> _Given instruction_: Scan the entries below for the word "Zahlungsarten". Copy each line that has it.

> _Records to process_:

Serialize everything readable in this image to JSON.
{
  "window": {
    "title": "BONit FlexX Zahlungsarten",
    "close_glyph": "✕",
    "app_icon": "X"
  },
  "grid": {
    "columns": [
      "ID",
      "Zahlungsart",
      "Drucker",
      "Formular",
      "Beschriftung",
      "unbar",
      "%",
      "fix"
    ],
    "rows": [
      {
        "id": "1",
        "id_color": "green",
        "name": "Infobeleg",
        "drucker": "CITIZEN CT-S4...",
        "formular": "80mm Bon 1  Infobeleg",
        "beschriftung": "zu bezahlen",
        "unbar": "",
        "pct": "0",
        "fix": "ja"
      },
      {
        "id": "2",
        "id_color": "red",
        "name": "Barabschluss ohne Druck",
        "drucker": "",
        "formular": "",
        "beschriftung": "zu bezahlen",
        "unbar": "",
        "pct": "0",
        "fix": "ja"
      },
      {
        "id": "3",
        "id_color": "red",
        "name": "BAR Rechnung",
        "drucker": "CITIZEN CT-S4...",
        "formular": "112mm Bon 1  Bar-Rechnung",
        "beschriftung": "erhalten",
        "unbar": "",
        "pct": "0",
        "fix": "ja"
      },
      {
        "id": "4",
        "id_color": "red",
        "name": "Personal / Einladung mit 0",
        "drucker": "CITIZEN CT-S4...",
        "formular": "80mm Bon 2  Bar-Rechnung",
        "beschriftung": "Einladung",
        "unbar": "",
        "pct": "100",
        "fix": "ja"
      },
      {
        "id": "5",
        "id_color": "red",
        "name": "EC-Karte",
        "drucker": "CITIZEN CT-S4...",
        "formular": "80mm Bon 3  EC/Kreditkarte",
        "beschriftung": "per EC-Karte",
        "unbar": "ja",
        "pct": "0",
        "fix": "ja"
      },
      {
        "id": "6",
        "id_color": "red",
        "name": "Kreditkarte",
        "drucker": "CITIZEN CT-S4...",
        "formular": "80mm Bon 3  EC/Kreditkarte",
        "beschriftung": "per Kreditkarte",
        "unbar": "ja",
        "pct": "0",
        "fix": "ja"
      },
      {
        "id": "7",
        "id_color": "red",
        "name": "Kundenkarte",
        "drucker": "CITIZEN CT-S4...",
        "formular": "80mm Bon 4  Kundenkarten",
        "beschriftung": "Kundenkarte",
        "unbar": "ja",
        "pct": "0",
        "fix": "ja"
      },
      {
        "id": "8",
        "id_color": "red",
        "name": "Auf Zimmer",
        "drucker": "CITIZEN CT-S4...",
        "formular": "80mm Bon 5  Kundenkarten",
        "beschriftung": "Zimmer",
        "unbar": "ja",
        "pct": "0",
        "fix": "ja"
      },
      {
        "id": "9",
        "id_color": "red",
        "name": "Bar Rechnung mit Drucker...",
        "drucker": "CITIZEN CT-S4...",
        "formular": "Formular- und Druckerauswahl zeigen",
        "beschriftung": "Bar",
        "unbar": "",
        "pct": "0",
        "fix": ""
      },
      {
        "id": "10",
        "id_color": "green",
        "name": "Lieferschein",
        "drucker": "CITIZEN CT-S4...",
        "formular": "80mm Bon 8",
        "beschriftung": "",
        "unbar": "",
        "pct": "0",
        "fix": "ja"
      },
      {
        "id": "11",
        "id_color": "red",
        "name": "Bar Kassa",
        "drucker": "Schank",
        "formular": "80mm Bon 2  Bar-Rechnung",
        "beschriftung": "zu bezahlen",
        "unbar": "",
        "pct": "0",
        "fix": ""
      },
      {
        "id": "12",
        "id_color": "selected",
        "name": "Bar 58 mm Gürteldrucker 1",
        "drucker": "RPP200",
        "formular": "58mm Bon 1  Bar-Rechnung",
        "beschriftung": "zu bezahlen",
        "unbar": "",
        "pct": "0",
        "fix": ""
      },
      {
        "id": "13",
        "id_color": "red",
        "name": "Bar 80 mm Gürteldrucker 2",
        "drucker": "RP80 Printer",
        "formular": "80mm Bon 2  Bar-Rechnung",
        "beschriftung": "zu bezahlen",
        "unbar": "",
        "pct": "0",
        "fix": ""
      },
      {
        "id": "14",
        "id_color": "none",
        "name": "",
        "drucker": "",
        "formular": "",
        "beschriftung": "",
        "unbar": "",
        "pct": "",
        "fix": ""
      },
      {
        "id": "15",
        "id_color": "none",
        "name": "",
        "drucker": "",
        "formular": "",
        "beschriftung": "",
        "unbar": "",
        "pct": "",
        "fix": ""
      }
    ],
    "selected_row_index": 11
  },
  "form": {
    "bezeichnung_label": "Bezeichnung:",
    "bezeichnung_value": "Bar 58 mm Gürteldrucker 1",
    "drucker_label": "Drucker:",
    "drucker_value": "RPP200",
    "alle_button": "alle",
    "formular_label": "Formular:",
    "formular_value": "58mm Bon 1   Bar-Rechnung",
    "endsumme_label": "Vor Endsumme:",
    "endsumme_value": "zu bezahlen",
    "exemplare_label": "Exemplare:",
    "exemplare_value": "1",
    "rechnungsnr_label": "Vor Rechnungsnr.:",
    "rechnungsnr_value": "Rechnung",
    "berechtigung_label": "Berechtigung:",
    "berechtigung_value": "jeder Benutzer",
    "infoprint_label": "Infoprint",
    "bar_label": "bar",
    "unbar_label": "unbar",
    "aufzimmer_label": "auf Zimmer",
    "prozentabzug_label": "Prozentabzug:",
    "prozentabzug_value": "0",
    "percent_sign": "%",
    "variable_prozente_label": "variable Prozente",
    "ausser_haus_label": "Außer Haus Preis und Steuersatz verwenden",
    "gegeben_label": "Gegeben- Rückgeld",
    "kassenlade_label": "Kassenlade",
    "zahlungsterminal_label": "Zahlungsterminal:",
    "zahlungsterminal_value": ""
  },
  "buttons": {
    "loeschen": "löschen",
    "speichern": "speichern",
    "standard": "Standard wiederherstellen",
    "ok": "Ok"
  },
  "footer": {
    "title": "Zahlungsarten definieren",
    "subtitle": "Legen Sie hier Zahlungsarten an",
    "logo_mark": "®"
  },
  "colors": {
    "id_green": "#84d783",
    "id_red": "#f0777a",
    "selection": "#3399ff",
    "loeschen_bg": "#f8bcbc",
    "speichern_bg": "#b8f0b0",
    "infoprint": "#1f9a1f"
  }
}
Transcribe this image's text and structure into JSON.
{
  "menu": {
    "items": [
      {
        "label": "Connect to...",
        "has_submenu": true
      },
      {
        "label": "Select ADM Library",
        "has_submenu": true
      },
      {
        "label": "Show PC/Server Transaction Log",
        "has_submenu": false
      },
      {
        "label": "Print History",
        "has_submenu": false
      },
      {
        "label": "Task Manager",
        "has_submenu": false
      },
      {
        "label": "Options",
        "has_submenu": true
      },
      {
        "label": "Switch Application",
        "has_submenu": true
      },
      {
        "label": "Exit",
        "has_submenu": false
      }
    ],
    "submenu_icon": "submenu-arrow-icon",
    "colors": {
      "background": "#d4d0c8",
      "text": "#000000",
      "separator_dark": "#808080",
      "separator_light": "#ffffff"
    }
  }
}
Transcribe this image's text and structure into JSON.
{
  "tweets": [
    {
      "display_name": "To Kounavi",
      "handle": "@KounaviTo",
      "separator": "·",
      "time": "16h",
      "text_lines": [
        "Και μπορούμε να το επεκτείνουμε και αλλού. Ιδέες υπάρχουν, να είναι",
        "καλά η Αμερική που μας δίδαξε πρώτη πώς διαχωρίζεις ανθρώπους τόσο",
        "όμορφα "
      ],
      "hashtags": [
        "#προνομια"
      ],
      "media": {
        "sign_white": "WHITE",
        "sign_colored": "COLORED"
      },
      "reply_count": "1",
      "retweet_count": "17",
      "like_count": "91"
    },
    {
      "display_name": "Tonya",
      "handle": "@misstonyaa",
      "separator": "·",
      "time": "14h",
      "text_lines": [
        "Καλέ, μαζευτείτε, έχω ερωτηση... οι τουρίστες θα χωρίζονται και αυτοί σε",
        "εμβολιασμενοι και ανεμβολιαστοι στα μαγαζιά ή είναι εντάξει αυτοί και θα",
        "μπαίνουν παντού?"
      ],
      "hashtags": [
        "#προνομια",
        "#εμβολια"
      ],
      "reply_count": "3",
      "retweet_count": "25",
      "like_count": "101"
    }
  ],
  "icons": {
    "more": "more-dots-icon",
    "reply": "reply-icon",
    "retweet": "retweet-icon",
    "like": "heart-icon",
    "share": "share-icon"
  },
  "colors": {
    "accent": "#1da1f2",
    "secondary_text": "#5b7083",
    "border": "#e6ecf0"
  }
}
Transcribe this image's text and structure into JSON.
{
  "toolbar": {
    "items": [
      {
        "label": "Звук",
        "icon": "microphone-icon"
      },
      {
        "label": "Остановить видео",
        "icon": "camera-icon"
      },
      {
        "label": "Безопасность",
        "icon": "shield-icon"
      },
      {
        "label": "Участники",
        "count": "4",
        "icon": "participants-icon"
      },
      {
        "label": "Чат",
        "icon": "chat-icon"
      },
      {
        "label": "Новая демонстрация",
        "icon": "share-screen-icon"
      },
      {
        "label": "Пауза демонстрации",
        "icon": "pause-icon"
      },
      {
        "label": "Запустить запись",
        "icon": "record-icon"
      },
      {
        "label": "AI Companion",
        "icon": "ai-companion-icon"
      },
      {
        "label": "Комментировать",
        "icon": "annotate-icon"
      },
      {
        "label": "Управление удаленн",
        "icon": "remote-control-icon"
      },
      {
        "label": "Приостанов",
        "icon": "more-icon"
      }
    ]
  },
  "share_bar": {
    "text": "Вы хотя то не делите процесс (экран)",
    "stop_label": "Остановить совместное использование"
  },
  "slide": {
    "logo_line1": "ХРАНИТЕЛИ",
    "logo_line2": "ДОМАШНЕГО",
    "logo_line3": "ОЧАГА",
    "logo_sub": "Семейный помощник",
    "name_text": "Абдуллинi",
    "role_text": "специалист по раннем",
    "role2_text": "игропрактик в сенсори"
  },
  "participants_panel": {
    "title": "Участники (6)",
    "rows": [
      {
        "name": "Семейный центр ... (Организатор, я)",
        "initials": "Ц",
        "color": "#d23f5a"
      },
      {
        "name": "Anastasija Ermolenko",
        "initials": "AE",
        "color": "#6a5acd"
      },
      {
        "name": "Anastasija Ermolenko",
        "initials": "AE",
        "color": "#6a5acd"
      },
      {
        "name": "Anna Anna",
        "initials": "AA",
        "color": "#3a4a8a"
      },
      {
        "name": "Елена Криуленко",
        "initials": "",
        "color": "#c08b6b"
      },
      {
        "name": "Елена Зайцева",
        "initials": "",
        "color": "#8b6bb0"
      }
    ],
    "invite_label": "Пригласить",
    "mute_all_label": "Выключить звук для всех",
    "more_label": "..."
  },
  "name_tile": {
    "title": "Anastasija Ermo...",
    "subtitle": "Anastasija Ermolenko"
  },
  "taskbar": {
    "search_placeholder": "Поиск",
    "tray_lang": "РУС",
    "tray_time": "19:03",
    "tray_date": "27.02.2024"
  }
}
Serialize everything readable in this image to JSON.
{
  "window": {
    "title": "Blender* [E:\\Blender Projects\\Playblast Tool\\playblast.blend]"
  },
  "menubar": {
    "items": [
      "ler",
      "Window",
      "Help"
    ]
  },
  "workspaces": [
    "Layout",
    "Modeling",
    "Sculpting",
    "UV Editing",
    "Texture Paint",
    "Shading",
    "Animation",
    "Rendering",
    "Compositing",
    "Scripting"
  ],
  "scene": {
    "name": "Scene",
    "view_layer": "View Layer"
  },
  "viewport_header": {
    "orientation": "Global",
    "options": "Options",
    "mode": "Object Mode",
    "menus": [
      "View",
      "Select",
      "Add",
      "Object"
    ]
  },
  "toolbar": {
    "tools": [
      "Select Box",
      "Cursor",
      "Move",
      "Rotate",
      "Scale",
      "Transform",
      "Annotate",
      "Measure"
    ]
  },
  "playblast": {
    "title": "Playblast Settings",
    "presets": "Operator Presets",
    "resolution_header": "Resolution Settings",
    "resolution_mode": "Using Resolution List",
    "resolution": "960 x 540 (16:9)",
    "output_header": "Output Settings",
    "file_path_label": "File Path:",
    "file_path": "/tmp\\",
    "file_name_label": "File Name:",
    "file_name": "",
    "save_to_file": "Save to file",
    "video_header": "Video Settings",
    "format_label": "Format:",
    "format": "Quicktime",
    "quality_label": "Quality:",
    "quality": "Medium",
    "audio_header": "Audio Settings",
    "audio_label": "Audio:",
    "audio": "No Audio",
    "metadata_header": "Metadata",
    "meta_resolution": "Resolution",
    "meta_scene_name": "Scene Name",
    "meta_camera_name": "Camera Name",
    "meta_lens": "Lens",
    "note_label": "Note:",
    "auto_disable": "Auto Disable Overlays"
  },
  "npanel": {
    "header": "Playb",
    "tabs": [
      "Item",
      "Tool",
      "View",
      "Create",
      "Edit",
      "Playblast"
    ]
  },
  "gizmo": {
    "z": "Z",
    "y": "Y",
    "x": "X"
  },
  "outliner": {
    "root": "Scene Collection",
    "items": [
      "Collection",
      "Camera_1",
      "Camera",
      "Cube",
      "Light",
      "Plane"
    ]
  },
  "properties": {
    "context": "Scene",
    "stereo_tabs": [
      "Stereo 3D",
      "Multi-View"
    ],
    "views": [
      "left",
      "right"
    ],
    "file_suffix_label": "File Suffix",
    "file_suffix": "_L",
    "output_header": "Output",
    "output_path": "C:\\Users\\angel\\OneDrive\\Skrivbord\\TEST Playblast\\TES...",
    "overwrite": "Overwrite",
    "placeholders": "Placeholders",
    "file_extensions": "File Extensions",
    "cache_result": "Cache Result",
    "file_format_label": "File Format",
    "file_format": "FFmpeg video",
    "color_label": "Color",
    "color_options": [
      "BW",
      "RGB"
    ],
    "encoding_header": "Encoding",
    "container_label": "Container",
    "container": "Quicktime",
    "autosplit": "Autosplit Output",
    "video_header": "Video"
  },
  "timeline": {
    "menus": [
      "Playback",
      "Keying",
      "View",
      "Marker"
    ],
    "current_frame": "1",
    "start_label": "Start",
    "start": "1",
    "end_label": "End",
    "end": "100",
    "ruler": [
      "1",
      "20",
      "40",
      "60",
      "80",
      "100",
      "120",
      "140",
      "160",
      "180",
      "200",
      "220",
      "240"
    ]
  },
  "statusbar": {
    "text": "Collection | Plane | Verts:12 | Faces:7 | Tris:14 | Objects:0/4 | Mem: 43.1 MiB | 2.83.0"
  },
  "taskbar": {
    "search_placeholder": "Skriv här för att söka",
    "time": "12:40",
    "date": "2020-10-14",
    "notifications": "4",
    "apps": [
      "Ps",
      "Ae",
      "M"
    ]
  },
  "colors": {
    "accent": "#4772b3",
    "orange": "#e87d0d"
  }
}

> _Exercise output_:
    "title": "BONit FlexX Zahlungsarten",
    "title": "Zahlungsarten definieren",
    "subtitle": "Legen Sie hier Zahlungsarten an",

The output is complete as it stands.